Below is a block of records; reproduce all of them exactly and leave out any pictures.
═══ Records provided
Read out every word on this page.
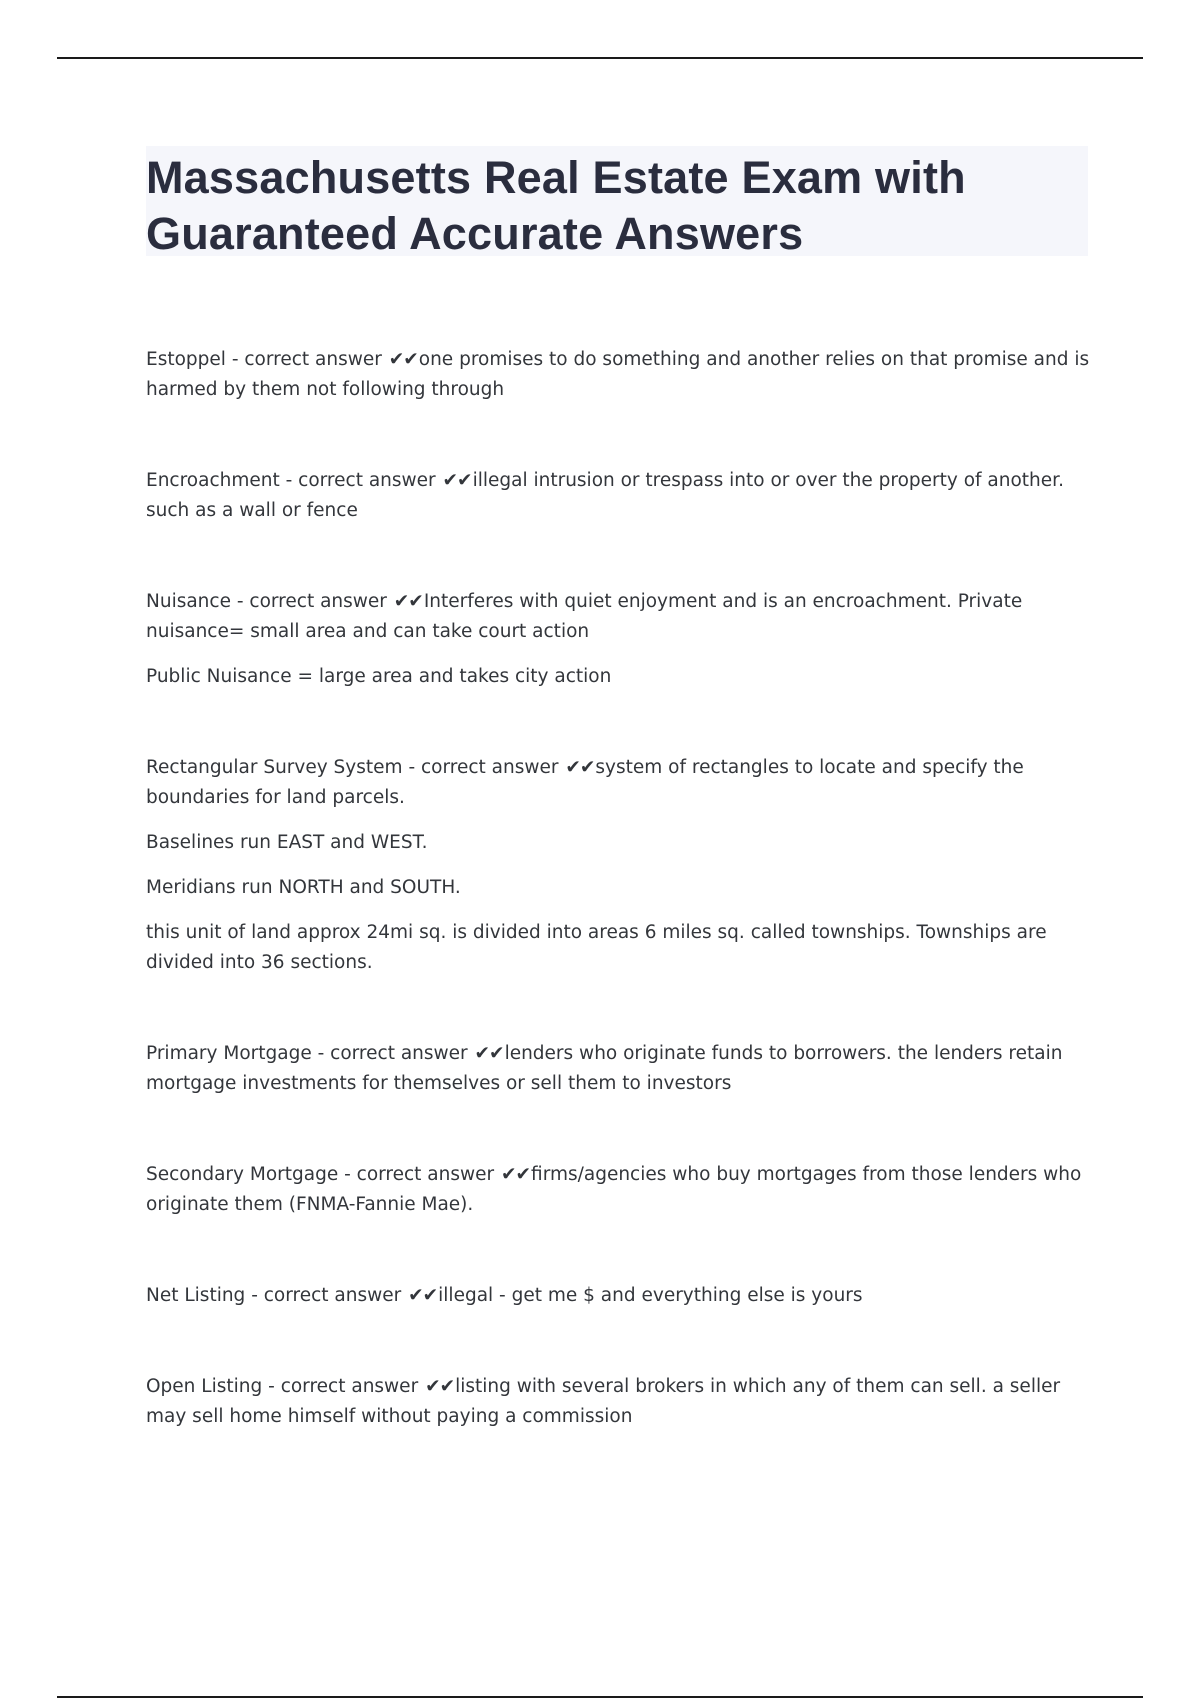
Massachusetts Real Estate Exam with Guaranteed Accurate Answers

Estoppel - correct answer ✔✔one promises to do something and another relies on that promise and is harmed by them not following through

Encroachment - correct answer ✔✔illegal intrusion or trespass into or over the property of another. such as a wall or fence

Nuisance - correct answer ✔✔Interferes with quiet enjoyment and is an encroachment. Private nuisance= small area and can take court action

Public Nuisance = large area and takes city action

Rectangular Survey System - correct answer ✔✔system of rectangles to locate and specify the boundaries for land parcels.

Baselines run EAST and WEST.

Meridians run NORTH and SOUTH.

this unit of land approx 24mi sq. is divided into areas 6 miles sq. called townships. Townships are divided into 36 sections.

Primary Mortgage - correct answer ✔✔lenders who originate funds to borrowers. the lenders retain mortgage investments for themselves or sell them to investors

Secondary Mortgage - correct answer ✔✔firms/agencies who buy mortgages from those lenders who originate them (FNMA-Fannie Mae).

Net Listing - correct answer ✔✔illegal - get me $ and everything else is yours

Open Listing - correct answer ✔✔listing with several brokers in which any of them can sell. a seller may sell home himself without paying a commission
══════
## Full solution
Read out every word on this page.
Massachusetts Real Estate Exam with Guaranteed Accurate Answers

Estoppel - correct answer ✔✔one promises to do something and another relies on that promise and is harmed by them not following through

Encroachment - correct answer ✔✔illegal intrusion or trespass into or over the property of another. such as a wall or fence

Nuisance - correct answer ✔✔Interferes with quiet enjoyment and is an encroachment. Private nuisance= small area and can take court action

Public Nuisance = large area and takes city action

Rectangular Survey System - correct answer ✔✔system of rectangles to locate and specify the boundaries for land parcels.

Baselines run EAST and WEST.

Meridians run NORTH and SOUTH.

this unit of land approx 24mi sq. is divided into areas 6 miles sq. called townships. Townships are divided into 36 sections.

Primary Mortgage - correct answer ✔✔lenders who originate funds to borrowers. the lenders retain mortgage investments for themselves or sell them to investors

Secondary Mortgage - correct answer ✔✔firms/agencies who buy mortgages from those lenders who originate them (FNMA-Fannie Mae).

Net Listing - correct answer ✔✔illegal - get me $ and everything else is yours

Open Listing - correct answer ✔✔listing with several brokers in which any of them can sell. a seller may sell home himself without paying a commission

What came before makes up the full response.